**To be done**:
Everything in the listing should be restated word for word.

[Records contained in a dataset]

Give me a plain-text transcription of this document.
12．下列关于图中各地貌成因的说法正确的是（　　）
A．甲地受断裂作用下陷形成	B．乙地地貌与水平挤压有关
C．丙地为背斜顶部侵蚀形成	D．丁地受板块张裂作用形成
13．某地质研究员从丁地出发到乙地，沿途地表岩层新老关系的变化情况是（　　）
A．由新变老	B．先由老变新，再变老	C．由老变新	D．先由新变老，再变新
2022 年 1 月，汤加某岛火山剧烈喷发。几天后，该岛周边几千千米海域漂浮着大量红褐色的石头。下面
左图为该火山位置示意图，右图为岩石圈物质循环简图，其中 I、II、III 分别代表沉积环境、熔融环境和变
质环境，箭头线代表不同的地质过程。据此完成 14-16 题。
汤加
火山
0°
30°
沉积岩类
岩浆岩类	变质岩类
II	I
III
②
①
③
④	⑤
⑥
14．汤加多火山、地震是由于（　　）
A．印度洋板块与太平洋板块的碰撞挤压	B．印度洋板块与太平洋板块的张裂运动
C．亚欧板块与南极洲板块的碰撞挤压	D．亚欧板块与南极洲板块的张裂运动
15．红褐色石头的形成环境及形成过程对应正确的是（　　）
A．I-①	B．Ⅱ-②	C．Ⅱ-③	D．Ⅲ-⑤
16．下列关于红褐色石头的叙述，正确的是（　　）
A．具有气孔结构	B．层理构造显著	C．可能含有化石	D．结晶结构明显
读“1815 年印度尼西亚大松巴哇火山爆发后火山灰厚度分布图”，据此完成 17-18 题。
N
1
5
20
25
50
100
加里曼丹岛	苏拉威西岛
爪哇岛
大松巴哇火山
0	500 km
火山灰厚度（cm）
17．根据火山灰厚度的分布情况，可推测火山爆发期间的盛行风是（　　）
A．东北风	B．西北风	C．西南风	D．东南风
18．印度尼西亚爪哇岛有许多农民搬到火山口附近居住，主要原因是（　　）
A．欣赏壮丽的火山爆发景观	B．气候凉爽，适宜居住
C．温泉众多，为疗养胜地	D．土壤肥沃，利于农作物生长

**Exercise result**:
Give me a plain-text transcription of this document.
12．下列关于图中各地貌成因的说法正确的是（　　）
A．甲地受断裂作用下陷形成	B．乙地地貌与水平挤压有关
C．丙地为背斜顶部侵蚀形成	D．丁地受板块张裂作用形成
13．某地质研究员从丁地出发到乙地，沿途地表岩层新老关系的变化情况是（　　）
A．由新变老	B．先由老变新，再变老	C．由老变新	D．先由新变老，再变新
2022 年 1 月，汤加某岛火山剧烈喷发。几天后，该岛周边几千千米海域漂浮着大量红褐色的石头。下面
左图为该火山位置示意图，右图为岩石圈物质循环简图，其中 I、II、III 分别代表沉积环境、熔融环境和变
质环境，箭头线代表不同的地质过程。据此完成 14-16 题。
汤加
火山
0°
30°
沉积岩类
岩浆岩类	变质岩类
II	I
III
②
①
③
④	⑤
⑥
14．汤加多火山、地震是由于（　　）
A．印度洋板块与太平洋板块的碰撞挤压	B．印度洋板块与太平洋板块的张裂运动
C．亚欧板块与南极洲板块的碰撞挤压	D．亚欧板块与南极洲板块的张裂运动
15．红褐色石头的形成环境及形成过程对应正确的是（　　）
A．I-①	B．Ⅱ-②	C．Ⅱ-③	D．Ⅲ-⑤
16．下列关于红褐色石头的叙述，正确的是（　　）
A．具有气孔结构	B．层理构造显著	C．可能含有化石	D．结晶结构明显
读“1815 年印度尼西亚大松巴哇火山爆发后火山灰厚度分布图”，据此完成 17-18 题。
N
1
5
20
25
50
100
加里曼丹岛	苏拉威西岛
爪哇岛
大松巴哇火山
0	500 km
火山灰厚度（cm）
17．根据火山灰厚度的分布情况，可推测火山爆发期间的盛行风是（　　）
A．东北风	B．西北风	C．西南风	D．东南风
18．印度尼西亚爪哇岛有许多农民搬到火山口附近居住，主要原因是（　　）
A．欣赏壮丽的火山爆发景观	B．气候凉爽，适宜居住
C．温泉众多，为疗养胜地	D．土壤肥沃，利于农作物生长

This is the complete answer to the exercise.